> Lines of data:
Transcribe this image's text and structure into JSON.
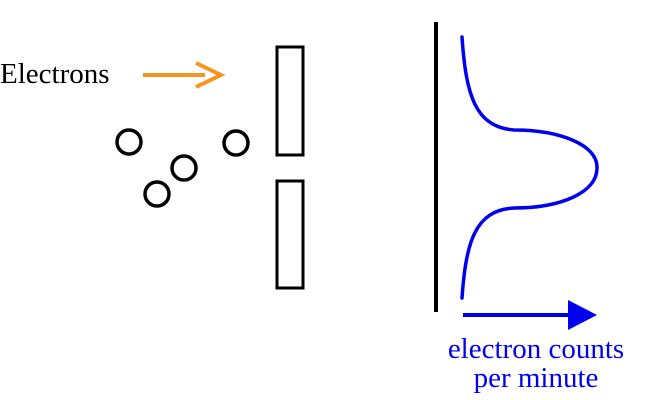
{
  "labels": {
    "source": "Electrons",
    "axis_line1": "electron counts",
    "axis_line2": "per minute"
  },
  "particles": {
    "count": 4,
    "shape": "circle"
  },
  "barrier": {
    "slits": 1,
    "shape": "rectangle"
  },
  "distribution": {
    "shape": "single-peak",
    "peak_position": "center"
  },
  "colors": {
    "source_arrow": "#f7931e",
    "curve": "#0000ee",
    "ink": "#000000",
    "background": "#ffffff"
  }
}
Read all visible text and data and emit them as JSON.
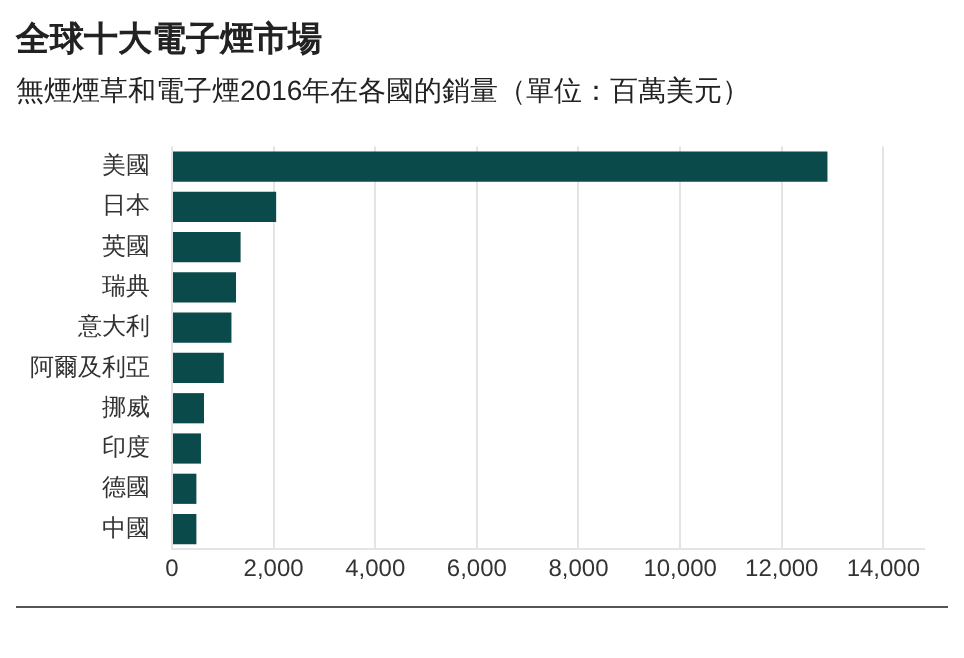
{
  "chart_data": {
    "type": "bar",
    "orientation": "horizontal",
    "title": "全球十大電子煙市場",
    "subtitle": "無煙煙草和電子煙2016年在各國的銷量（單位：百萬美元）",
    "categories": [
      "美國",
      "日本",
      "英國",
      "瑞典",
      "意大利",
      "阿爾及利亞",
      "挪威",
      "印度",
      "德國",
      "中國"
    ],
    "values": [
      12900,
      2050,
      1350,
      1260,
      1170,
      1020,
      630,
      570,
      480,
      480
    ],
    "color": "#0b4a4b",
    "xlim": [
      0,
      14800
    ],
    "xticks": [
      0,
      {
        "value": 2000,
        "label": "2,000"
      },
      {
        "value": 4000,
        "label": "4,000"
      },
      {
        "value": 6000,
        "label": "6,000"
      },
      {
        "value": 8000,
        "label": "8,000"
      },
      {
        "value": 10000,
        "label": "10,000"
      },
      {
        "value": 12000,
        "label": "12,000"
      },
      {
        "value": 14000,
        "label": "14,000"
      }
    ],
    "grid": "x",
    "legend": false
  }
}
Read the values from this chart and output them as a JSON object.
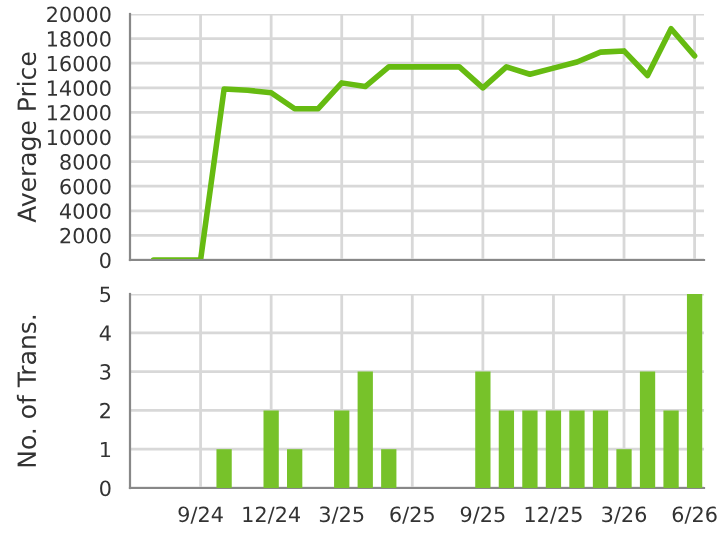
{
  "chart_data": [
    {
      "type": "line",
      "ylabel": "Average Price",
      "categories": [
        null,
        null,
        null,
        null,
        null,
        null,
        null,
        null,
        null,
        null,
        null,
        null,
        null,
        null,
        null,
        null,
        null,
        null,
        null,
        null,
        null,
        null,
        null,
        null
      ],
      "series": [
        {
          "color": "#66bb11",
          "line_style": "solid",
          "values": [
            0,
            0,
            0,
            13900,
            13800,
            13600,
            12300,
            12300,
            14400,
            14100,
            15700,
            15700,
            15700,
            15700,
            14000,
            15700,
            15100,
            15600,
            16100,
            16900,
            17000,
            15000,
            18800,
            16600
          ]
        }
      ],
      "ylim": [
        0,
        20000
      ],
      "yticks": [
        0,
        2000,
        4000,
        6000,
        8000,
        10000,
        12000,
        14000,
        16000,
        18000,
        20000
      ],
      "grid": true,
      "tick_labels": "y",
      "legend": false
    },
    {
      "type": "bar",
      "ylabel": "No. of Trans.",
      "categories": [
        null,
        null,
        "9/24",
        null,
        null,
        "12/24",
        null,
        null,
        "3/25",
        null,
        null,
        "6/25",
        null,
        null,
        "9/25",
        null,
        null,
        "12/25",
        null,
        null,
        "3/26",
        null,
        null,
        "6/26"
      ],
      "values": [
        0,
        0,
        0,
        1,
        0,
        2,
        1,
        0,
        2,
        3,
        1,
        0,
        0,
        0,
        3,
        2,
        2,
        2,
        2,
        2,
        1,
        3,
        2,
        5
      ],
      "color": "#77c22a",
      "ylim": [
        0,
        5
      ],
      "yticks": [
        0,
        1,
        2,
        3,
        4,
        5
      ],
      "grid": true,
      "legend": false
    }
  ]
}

> Problem description:
Gather all the lines that include the word "JSON" and copy them out.

> In response:
Transcribe this image's text and structure into JSON.
Read all visible text and data and emit them as JSON.
Read the values from this chart and output them as a JSON object.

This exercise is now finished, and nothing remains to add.